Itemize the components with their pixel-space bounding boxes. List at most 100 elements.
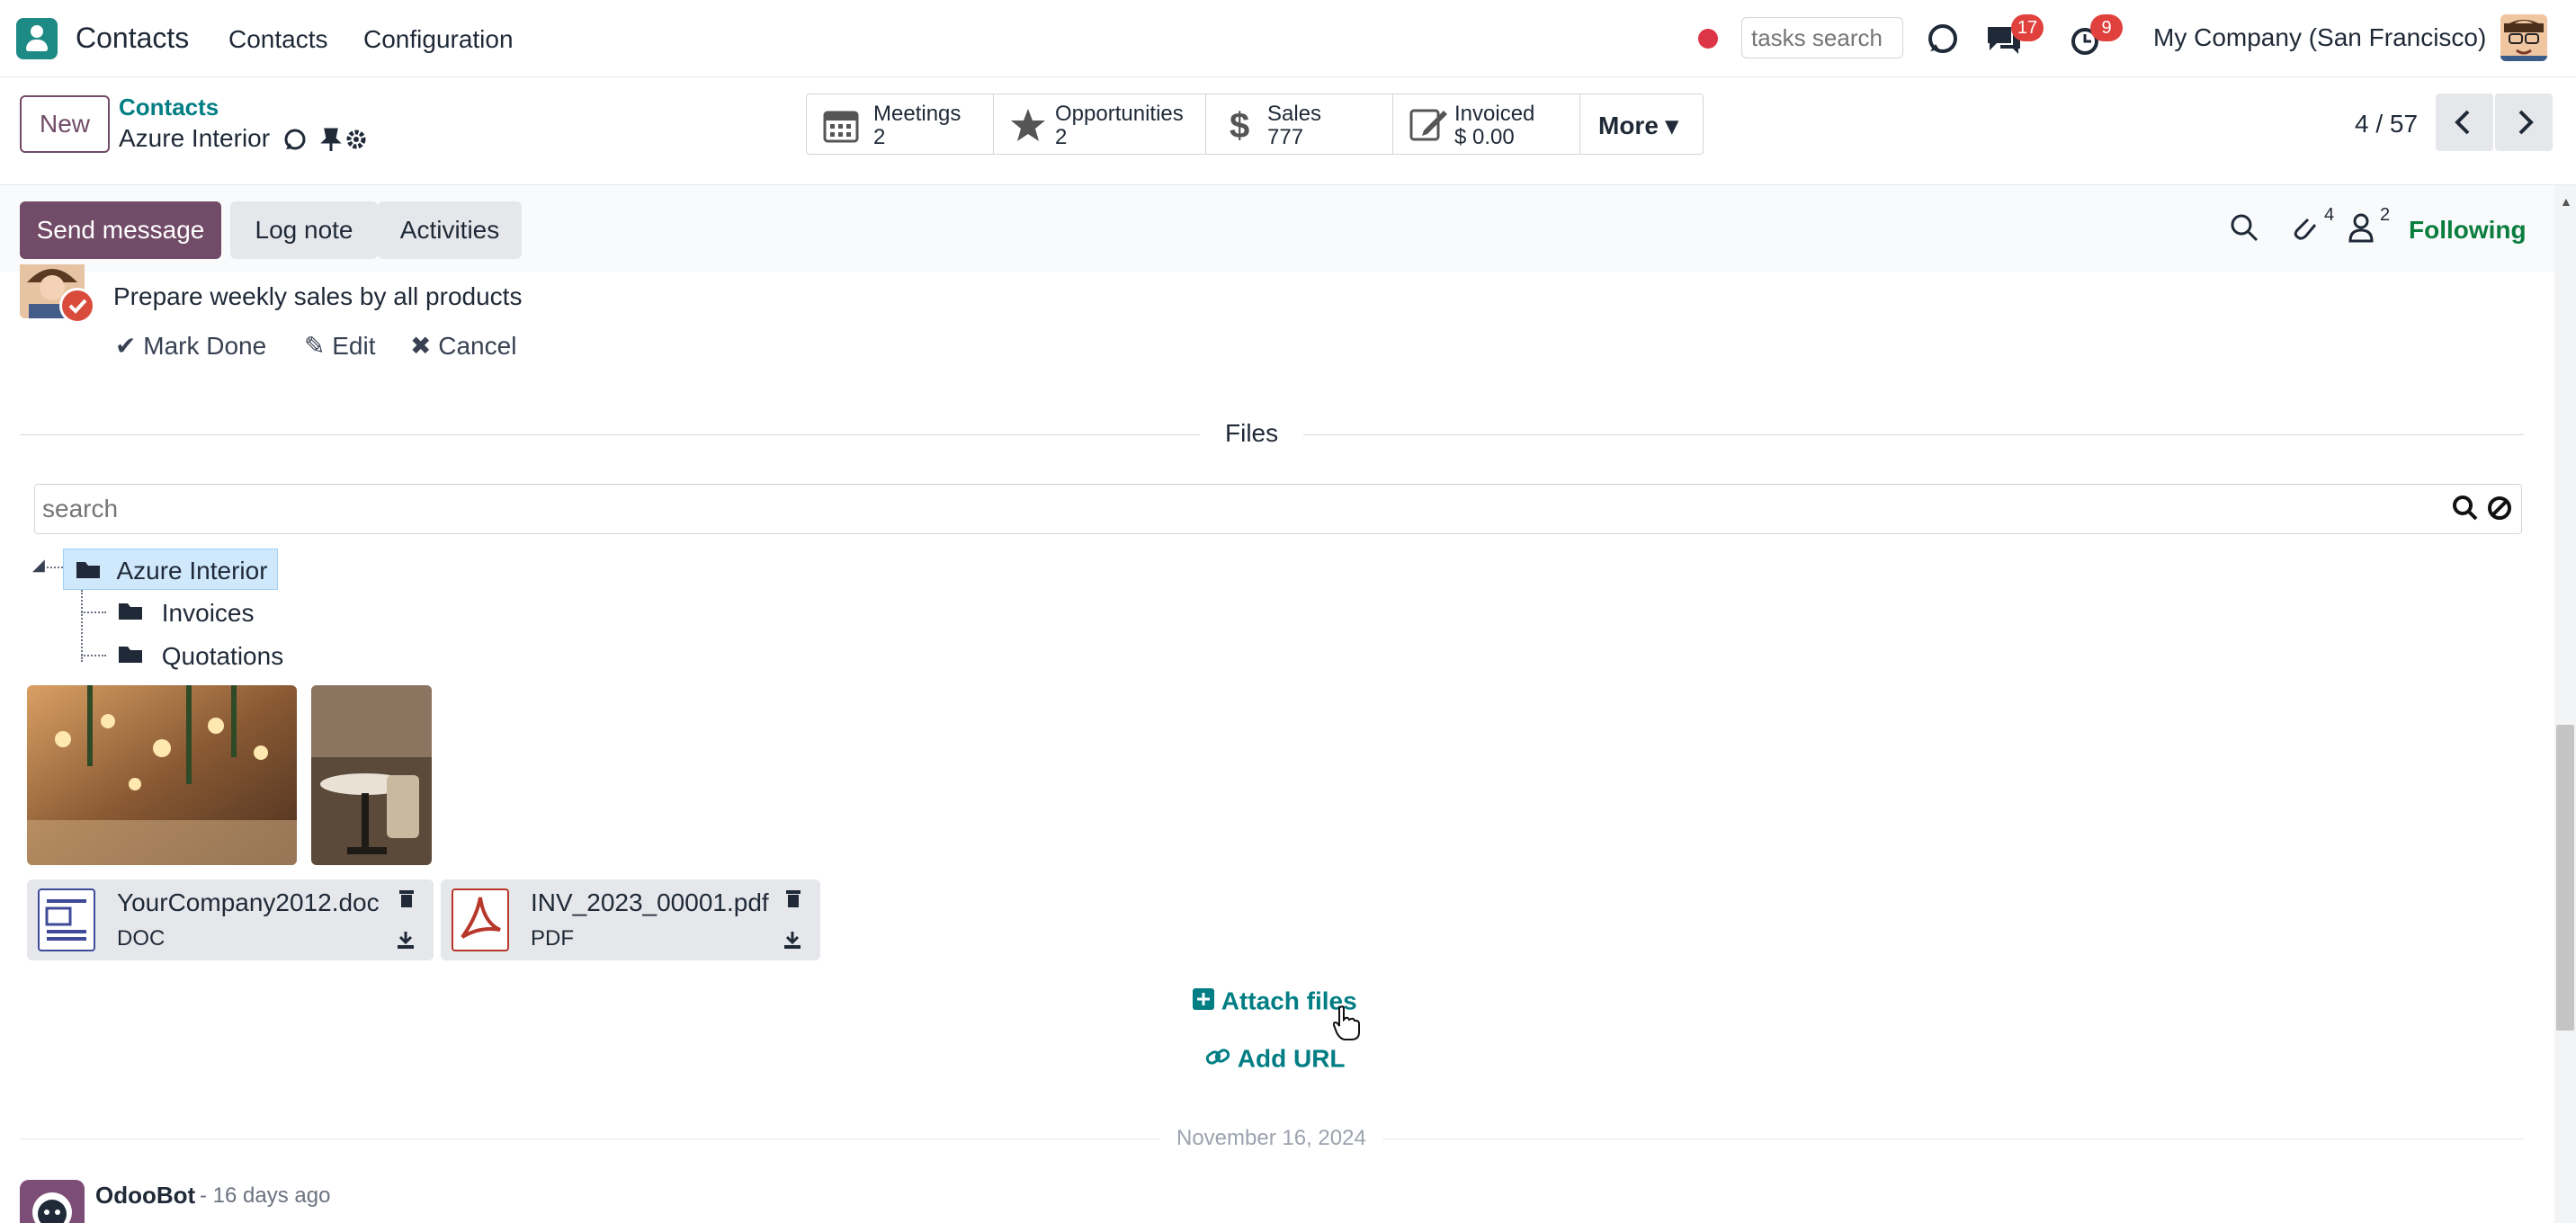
files-search-input[interactable] [34,484,2522,534]
activity-done-check-icon [59,288,95,324]
check-icon: ✔ [115,332,137,360]
delete-trash-icon[interactable] [398,888,416,913]
folder-invoices[interactable]: Invoices [117,597,255,628]
breadcrumb-contacts[interactable]: Contacts [119,94,219,121]
activities-badge: 9 [2090,14,2123,41]
chatter-search-icon[interactable] [2229,212,2259,249]
more-label: More [1598,112,1659,139]
app-name[interactable]: Contacts [76,22,189,55]
record-title: Azure Interior [119,124,271,152]
folder-icon [117,599,144,628]
doc-file-icon [38,888,95,951]
tree-collapse-icon[interactable]: ◢ [32,556,45,575]
scrollbar-thumb[interactable] [2556,725,2574,1031]
previous-record-button[interactable] [2436,94,2493,151]
mark-done-button[interactable]: ✔ Mark Done [115,331,266,361]
sales-label: Sales [1267,102,1322,126]
menu-configuration[interactable]: Configuration [363,25,514,54]
user-avatar[interactable] [2500,14,2547,61]
attachment-card[interactable]: YourCompany2012.doc DOC [27,879,434,960]
opportunities-button[interactable]: Opportunities 2 [994,94,1206,154]
calendar-icon [823,107,859,147]
download-icon[interactable] [783,930,802,954]
cancel-activity-button[interactable]: ✖ Cancel [410,331,516,361]
attachment-card[interactable]: INV_2023_00001.pdf PDF [441,879,820,960]
pin-icon [320,128,342,151]
user-icon [2348,213,2374,243]
gear-icon [346,129,366,149]
chatter: Send message Log note Activities 4 2 Fol… [0,185,2554,1223]
sales-value: 777 [1267,125,1304,149]
scroll-up-arrow-icon[interactable]: ▲ [2560,194,2572,209]
menu-contacts[interactable]: Contacts [228,25,328,54]
next-record-button[interactable] [2495,94,2553,151]
meetings-button[interactable]: Meetings 2 [807,94,994,154]
attachments-button[interactable]: 4 [2288,205,2334,249]
log-note-button[interactable]: Log note [230,201,378,259]
invoiced-button[interactable]: Invoiced $ 0.00 [1393,94,1580,154]
message-author[interactable]: OdooBot [95,1182,195,1210]
new-button[interactable]: New [20,95,110,153]
folder-azure-interior[interactable]: Azure Interior [63,549,278,590]
folder-icon [117,642,144,671]
paperclip-icon [2294,218,2317,240]
opportunities-count: 2 [1055,125,1068,149]
pdf-file-icon [452,888,509,951]
attachment-name: INV_2023_00001.pdf [531,888,769,916]
meetings-label: Meetings [873,102,962,126]
star-icon [1010,107,1046,147]
pencil-icon: ✎ [304,332,326,360]
chatter-topbar: Send message Log note Activities 4 2 Fol… [0,185,2554,272]
activities-button[interactable]: Activities [378,201,522,259]
following-button[interactable]: Following [2409,216,2527,245]
attachments-count: 4 [2324,205,2335,225]
image-attachment-thumbnail[interactable] [311,685,432,865]
svg-text:$: $ [1230,107,1249,143]
attachment-name: YourCompany2012.doc [117,888,380,916]
caret-down-icon: ▾ [1665,112,1678,139]
more-dropdown[interactable]: More ▾ [1580,94,1703,154]
files-section-title: Files [1200,419,1304,448]
link-icon [1205,1045,1230,1074]
followers-button[interactable]: 2 [2348,205,2390,249]
record-actions [282,126,369,157]
pager-value[interactable]: 4 / 57 [2355,110,2418,138]
chevron-left-icon [2455,110,2470,135]
opportunities-label: Opportunities [1055,102,1184,126]
folder-icon [75,558,102,585]
attachment-type: DOC [117,926,165,951]
files-search-icon[interactable] [2452,495,2479,526]
refresh-icon[interactable] [1923,19,1963,58]
image-attachment-thumbnail[interactable] [27,685,297,865]
tree-connector [81,612,106,613]
send-message-button[interactable]: Send message [20,201,221,259]
tree-connector [81,590,83,662]
recording-indicator-icon [1698,29,1718,49]
add-url-link[interactable]: Add URL [1205,1043,1346,1074]
edit-activity-button[interactable]: ✎ Edit [304,331,376,361]
message-time: - 16 days ago [200,1183,331,1208]
delete-trash-icon[interactable] [784,888,802,913]
tree-connector [81,655,106,656]
scrollbar-track[interactable]: ▲ [2554,185,2576,1223]
clear-search-icon[interactable] [2486,495,2513,526]
company-switcher[interactable]: My Company (San Francisco) [2153,23,2486,52]
activity-summary: Prepare weekly sales by all products [113,282,523,310]
invoice-icon [1409,107,1449,147]
date-separator: November 16, 2024 [1160,1126,1382,1151]
folder-label: Azure Interior [116,557,268,585]
chevron-right-icon [2518,110,2534,135]
odoobot-avatar [20,1180,85,1223]
messages-badge: 17 [2011,14,2044,41]
sales-button[interactable]: $ Sales 777 [1206,94,1393,154]
tasks-search-input[interactable] [1741,17,1903,58]
refresh-record-icon [284,129,306,150]
smart-buttons: Meetings 2 Opportunities 2 $ Sales 777 I… [806,94,1704,155]
dollar-icon: $ [1222,106,1258,147]
followers-count: 2 [2380,205,2391,225]
contacts-app-icon[interactable] [16,18,58,59]
close-icon: ✖ [410,332,432,360]
download-icon[interactable] [396,930,416,954]
plus-square-icon [1193,987,1214,1016]
folder-quotations[interactable]: Quotations [117,640,283,671]
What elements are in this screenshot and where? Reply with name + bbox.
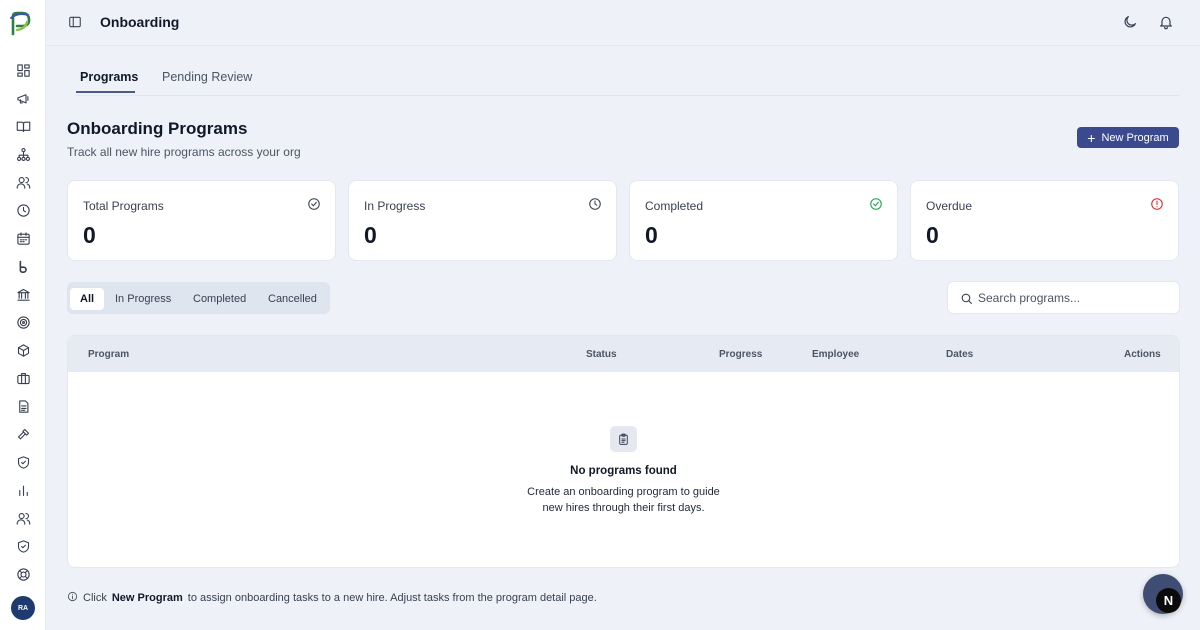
column-progress[interactable]: Progress bbox=[719, 349, 762, 360]
b-brand-icon[interactable] bbox=[0, 252, 46, 280]
fab-badge: N bbox=[1156, 588, 1181, 613]
stat-value: 0 bbox=[645, 222, 658, 248]
hint-suffix: to assign onboarding tasks to a new hire… bbox=[187, 592, 597, 604]
floating-assistant-button[interactable]: N bbox=[1143, 574, 1183, 614]
search-icon bbox=[960, 292, 973, 305]
stat-value: 0 bbox=[364, 222, 377, 248]
shield-icon[interactable] bbox=[0, 532, 46, 560]
sidebar-nav bbox=[0, 56, 46, 588]
stat-card-overdue: Overdue 0 bbox=[910, 180, 1179, 261]
search-box bbox=[947, 281, 1180, 314]
empty-desc-line-1: Create an onboarding program to guide bbox=[527, 486, 720, 498]
new-program-label: New Program bbox=[1101, 131, 1169, 144]
hint-bold: New Program bbox=[111, 592, 183, 604]
stat-card-total: Total Programs 0 bbox=[67, 180, 336, 261]
stat-value: 0 bbox=[926, 222, 939, 248]
check-circle-icon bbox=[869, 197, 883, 211]
new-program-button[interactable]: + New Program bbox=[1077, 127, 1179, 148]
empty-state-title: No programs found bbox=[570, 465, 677, 477]
megaphone-icon[interactable] bbox=[0, 84, 46, 112]
empty-desc-line-2: new hires through their first days. bbox=[542, 502, 705, 514]
bar-chart-icon[interactable] bbox=[0, 476, 46, 504]
tab-programs[interactable]: Programs bbox=[80, 70, 138, 84]
clipboard-icon bbox=[610, 426, 637, 452]
tab-pending-review[interactable]: Pending Review bbox=[162, 70, 252, 84]
page-title: Onboarding Programs bbox=[67, 119, 248, 138]
stat-label: Overdue bbox=[926, 199, 973, 213]
info-icon bbox=[67, 591, 78, 605]
plus-icon: + bbox=[1087, 129, 1096, 146]
top-header: Onboarding bbox=[46, 0, 1200, 46]
table-header: Program Status Progress Employee Dates A… bbox=[68, 336, 1179, 372]
org-chart-icon[interactable] bbox=[0, 140, 46, 168]
dashboard-icon[interactable] bbox=[0, 56, 46, 84]
stat-label: Total Programs bbox=[83, 199, 164, 213]
footer-hint: Click New Program to assign onboarding t… bbox=[67, 591, 597, 605]
active-tab-indicator bbox=[76, 91, 135, 93]
shield-check-icon[interactable] bbox=[0, 448, 46, 476]
briefcase-icon[interactable] bbox=[0, 364, 46, 392]
alert-circle-icon bbox=[1150, 197, 1164, 211]
check-circle-icon bbox=[307, 197, 321, 211]
clock-icon[interactable] bbox=[0, 196, 46, 224]
clock-icon bbox=[588, 197, 602, 211]
filter-in-progress[interactable]: In Progress bbox=[105, 288, 181, 310]
stat-label: In Progress bbox=[364, 199, 426, 213]
filter-all[interactable]: All bbox=[70, 288, 105, 310]
calendar-icon[interactable] bbox=[0, 224, 46, 252]
empty-state-description: Create an onboarding program to guide ne… bbox=[68, 484, 1179, 516]
filter-cancelled[interactable]: Cancelled bbox=[258, 288, 327, 310]
column-employee[interactable]: Employee bbox=[812, 349, 859, 360]
status-filter-group: All In Progress Completed Cancelled bbox=[67, 282, 330, 314]
stat-card-completed: Completed 0 bbox=[629, 180, 898, 261]
column-status[interactable]: Status bbox=[586, 349, 617, 360]
page-header-title: Onboarding bbox=[100, 14, 180, 30]
sidebar-toggle-icon[interactable] bbox=[68, 15, 84, 31]
team-icon[interactable] bbox=[0, 504, 46, 532]
avatar[interactable]: RA bbox=[11, 596, 35, 620]
page-subtitle: Track all new hire programs across your … bbox=[67, 145, 301, 159]
column-actions: Actions bbox=[1124, 349, 1161, 360]
moon-icon[interactable] bbox=[1122, 14, 1140, 32]
stat-value: 0 bbox=[83, 222, 96, 248]
hint-prefix: Click bbox=[83, 592, 107, 604]
users-icon[interactable] bbox=[0, 168, 46, 196]
programs-table: Program Status Progress Employee Dates A… bbox=[67, 335, 1180, 568]
sidebar: RA bbox=[0, 0, 46, 630]
book-icon[interactable] bbox=[0, 112, 46, 140]
lifebuoy-icon[interactable] bbox=[0, 560, 46, 588]
column-program[interactable]: Program bbox=[88, 349, 129, 360]
box-icon[interactable] bbox=[0, 336, 46, 364]
stat-label: Completed bbox=[645, 199, 704, 213]
target-icon[interactable] bbox=[0, 308, 46, 336]
gavel-icon[interactable] bbox=[0, 420, 46, 448]
document-icon[interactable] bbox=[0, 392, 46, 420]
bank-icon[interactable] bbox=[0, 280, 46, 308]
column-dates[interactable]: Dates bbox=[946, 349, 973, 360]
stat-card-in-progress: In Progress 0 bbox=[348, 180, 617, 261]
bell-icon[interactable] bbox=[1158, 14, 1176, 32]
brand-logo-icon[interactable] bbox=[8, 10, 32, 36]
search-input[interactable] bbox=[978, 288, 1168, 308]
tab-bar: Programs Pending Review bbox=[76, 60, 1180, 96]
filter-completed[interactable]: Completed bbox=[183, 288, 256, 310]
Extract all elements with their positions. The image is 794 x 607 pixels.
..........
| Set problem |
Rewrite the lines from the line with "files-search-input[interactable] [34,484,2522,534]" to the line with "scroll-up-arrow-icon[interactable]: ▲ [2560,194,2572,209]", swapping every "attachment-card" for "file-card" and leaving everything else unchanged.

| Response |
files-search-input[interactable] [34,484,2522,534]
activity-done-check-icon [59,288,95,324]
check-icon: ✔ [115,332,137,360]
delete-trash-icon[interactable] [398,888,416,913]
folder-invoices[interactable]: Invoices [117,597,255,628]
breadcrumb-contacts[interactable]: Contacts [119,94,219,121]
activities-badge: 9 [2090,14,2123,41]
chatter-search-icon[interactable] [2229,212,2259,249]
more-label: More [1598,112,1659,139]
app-name[interactable]: Contacts [76,22,189,55]
record-title: Azure Interior [119,124,271,152]
folder-icon [117,599,144,628]
doc-file-icon [38,888,95,951]
tree-collapse-icon[interactable]: ◢ [32,556,45,575]
scrollbar-thumb[interactable] [2556,725,2574,1031]
previous-record-button[interactable] [2436,94,2493,151]
mark-done-button[interactable]: ✔ Mark Done [115,331,266,361]
sales-label: Sales [1267,102,1322,126]
menu-configuration[interactable]: Configuration [363,25,514,54]
user-avatar[interactable] [2500,14,2547,61]
file-card[interactable]: YourCompany2012.doc DOC [27,879,434,960]
opportunities-button[interactable]: Opportunities 2 [994,94,1206,154]
calendar-icon [823,107,859,147]
download-icon[interactable] [783,930,802,954]
cancel-activity-button[interactable]: ✖ Cancel [410,331,516,361]
file-card[interactable]: INV_2023_00001.pdf PDF [441,879,820,960]
pin-icon [320,128,342,151]
user-icon [2348,213,2374,243]
gear-icon [346,129,366,149]
chatter: Send message Log note Activities 4 2 Fol… [0,185,2554,1223]
sales-value: 777 [1267,125,1304,149]
scroll-up-arrow-icon[interactable]: ▲ [2560,194,2572,209]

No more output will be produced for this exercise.